§ **TASK**
Below are the records; pull every line that includes "比較增減".

§ **EXTRACTED INFORMATION**
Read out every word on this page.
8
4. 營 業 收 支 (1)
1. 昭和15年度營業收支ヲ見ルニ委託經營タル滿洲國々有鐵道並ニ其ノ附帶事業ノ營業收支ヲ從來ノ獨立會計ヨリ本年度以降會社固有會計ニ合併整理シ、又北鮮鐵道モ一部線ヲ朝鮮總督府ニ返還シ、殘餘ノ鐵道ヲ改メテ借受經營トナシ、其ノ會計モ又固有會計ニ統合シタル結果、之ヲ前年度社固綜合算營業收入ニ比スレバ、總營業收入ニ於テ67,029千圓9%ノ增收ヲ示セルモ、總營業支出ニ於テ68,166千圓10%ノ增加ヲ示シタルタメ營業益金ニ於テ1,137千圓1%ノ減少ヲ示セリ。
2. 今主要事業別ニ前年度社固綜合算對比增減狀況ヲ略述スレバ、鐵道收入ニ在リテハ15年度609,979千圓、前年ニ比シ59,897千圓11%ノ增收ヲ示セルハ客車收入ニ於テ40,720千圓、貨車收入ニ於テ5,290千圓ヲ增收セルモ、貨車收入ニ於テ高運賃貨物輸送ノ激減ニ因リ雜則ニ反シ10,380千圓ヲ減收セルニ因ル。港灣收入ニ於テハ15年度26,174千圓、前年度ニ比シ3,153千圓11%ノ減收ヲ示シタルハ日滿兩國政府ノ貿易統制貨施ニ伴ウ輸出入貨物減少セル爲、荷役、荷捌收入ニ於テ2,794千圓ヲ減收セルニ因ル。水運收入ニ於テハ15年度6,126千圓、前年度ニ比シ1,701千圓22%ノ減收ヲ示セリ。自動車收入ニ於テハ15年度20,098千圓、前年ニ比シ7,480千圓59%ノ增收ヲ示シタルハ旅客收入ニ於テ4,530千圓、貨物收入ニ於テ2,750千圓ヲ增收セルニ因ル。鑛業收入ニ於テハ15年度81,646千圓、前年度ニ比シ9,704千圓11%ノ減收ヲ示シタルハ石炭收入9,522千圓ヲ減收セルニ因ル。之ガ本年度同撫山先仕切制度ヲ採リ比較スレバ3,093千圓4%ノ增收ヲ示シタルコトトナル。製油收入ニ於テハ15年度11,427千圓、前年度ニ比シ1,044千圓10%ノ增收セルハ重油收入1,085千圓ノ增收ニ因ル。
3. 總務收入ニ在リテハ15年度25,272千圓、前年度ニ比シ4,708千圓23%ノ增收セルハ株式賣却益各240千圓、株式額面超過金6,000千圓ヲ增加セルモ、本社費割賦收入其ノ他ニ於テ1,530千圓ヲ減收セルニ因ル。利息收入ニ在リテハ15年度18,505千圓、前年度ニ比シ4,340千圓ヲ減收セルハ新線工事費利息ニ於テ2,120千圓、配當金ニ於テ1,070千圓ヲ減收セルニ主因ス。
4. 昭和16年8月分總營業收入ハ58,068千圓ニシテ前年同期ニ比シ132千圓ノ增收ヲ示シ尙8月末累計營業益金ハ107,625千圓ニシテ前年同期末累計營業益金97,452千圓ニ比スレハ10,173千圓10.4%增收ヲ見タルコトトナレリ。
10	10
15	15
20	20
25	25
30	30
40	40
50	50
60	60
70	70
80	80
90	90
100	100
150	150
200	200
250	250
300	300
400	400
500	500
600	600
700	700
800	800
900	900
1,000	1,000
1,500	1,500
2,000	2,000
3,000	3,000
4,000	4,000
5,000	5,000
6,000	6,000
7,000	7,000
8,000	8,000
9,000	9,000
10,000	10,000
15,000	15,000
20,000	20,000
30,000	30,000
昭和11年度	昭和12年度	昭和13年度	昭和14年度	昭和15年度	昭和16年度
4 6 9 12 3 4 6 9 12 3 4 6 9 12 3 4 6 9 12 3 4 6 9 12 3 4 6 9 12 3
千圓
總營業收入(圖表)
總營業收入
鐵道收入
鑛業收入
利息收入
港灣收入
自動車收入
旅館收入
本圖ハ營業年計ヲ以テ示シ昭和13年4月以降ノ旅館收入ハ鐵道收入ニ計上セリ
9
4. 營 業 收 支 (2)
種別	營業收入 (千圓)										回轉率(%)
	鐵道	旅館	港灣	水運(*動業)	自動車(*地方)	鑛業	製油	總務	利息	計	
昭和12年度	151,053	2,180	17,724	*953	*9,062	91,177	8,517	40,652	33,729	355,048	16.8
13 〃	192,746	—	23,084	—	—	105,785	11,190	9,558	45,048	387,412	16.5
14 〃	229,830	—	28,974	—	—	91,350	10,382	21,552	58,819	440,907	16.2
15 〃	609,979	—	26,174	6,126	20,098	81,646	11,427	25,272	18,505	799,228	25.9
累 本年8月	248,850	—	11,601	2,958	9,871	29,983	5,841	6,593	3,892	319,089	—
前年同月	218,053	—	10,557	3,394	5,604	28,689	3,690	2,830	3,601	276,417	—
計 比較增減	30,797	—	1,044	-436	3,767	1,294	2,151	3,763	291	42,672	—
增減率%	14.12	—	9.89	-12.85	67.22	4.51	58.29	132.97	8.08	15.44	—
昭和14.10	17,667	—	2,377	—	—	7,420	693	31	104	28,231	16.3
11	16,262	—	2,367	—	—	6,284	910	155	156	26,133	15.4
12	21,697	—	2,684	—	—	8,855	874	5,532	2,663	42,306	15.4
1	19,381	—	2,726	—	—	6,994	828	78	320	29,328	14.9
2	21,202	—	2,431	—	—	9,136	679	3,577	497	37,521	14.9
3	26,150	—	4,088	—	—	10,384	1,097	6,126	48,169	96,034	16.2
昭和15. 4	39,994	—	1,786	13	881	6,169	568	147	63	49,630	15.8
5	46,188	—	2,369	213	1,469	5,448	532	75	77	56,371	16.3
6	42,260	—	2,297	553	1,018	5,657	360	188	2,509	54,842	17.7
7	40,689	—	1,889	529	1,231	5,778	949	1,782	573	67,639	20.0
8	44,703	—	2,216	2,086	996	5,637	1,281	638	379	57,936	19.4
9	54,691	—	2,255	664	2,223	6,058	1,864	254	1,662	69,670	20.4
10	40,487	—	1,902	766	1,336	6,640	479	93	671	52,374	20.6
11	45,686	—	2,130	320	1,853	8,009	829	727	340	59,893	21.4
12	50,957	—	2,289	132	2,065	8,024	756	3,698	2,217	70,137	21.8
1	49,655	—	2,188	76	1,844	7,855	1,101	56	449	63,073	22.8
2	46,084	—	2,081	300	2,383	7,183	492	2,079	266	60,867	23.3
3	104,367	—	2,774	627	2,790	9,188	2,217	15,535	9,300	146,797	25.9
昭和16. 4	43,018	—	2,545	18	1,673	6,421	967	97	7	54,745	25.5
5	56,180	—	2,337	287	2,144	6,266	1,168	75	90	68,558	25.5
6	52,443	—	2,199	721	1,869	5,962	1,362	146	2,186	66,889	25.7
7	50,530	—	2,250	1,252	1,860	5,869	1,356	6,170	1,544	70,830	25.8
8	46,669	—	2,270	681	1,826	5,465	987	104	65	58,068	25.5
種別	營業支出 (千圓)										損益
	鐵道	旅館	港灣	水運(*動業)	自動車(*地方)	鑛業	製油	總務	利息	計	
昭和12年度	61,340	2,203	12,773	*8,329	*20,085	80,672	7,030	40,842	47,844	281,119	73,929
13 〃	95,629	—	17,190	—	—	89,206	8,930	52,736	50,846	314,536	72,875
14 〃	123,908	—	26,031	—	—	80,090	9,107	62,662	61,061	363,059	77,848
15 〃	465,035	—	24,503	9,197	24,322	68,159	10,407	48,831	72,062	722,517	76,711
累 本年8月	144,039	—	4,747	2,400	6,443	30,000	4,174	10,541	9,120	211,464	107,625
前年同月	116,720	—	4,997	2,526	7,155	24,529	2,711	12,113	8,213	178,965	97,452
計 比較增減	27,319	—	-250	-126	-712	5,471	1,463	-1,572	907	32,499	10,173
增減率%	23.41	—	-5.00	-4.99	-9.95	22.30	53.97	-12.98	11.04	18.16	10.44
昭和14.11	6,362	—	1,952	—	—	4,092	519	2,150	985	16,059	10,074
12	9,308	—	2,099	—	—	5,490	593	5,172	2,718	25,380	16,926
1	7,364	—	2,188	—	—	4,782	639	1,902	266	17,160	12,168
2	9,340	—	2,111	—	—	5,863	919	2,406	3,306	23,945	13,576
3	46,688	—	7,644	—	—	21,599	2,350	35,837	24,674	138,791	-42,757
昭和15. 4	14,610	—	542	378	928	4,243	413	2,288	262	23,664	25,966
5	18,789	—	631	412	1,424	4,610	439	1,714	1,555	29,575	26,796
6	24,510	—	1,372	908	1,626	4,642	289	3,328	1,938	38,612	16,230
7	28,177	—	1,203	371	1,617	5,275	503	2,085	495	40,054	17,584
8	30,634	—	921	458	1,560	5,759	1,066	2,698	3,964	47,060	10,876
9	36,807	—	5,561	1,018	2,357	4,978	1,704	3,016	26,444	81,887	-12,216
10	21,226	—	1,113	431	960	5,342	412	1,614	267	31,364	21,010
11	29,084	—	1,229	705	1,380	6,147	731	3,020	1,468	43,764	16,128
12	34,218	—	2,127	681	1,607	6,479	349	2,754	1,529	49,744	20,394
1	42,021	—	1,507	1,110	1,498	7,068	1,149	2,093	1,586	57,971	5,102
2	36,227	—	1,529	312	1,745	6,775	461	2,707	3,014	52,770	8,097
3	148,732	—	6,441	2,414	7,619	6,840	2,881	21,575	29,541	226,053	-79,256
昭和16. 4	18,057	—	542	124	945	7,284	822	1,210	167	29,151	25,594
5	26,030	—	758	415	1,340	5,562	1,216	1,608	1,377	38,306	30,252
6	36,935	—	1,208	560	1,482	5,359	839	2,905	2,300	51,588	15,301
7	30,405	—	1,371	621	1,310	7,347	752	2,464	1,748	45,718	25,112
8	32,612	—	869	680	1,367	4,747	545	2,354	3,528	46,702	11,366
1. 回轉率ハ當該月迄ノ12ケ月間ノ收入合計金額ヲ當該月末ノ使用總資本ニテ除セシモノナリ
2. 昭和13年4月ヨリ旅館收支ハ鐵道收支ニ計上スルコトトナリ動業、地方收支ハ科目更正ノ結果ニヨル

§ **EXERCISE RESPONSE**
計 比較增減	30,797	—	1,044	-436	3,767	1,294	2,151	3,763	291	42,672	—
計 比較增減	27,319	—	-250	-126	-712	5,471	1,463	-1,572	907	32,499	10,173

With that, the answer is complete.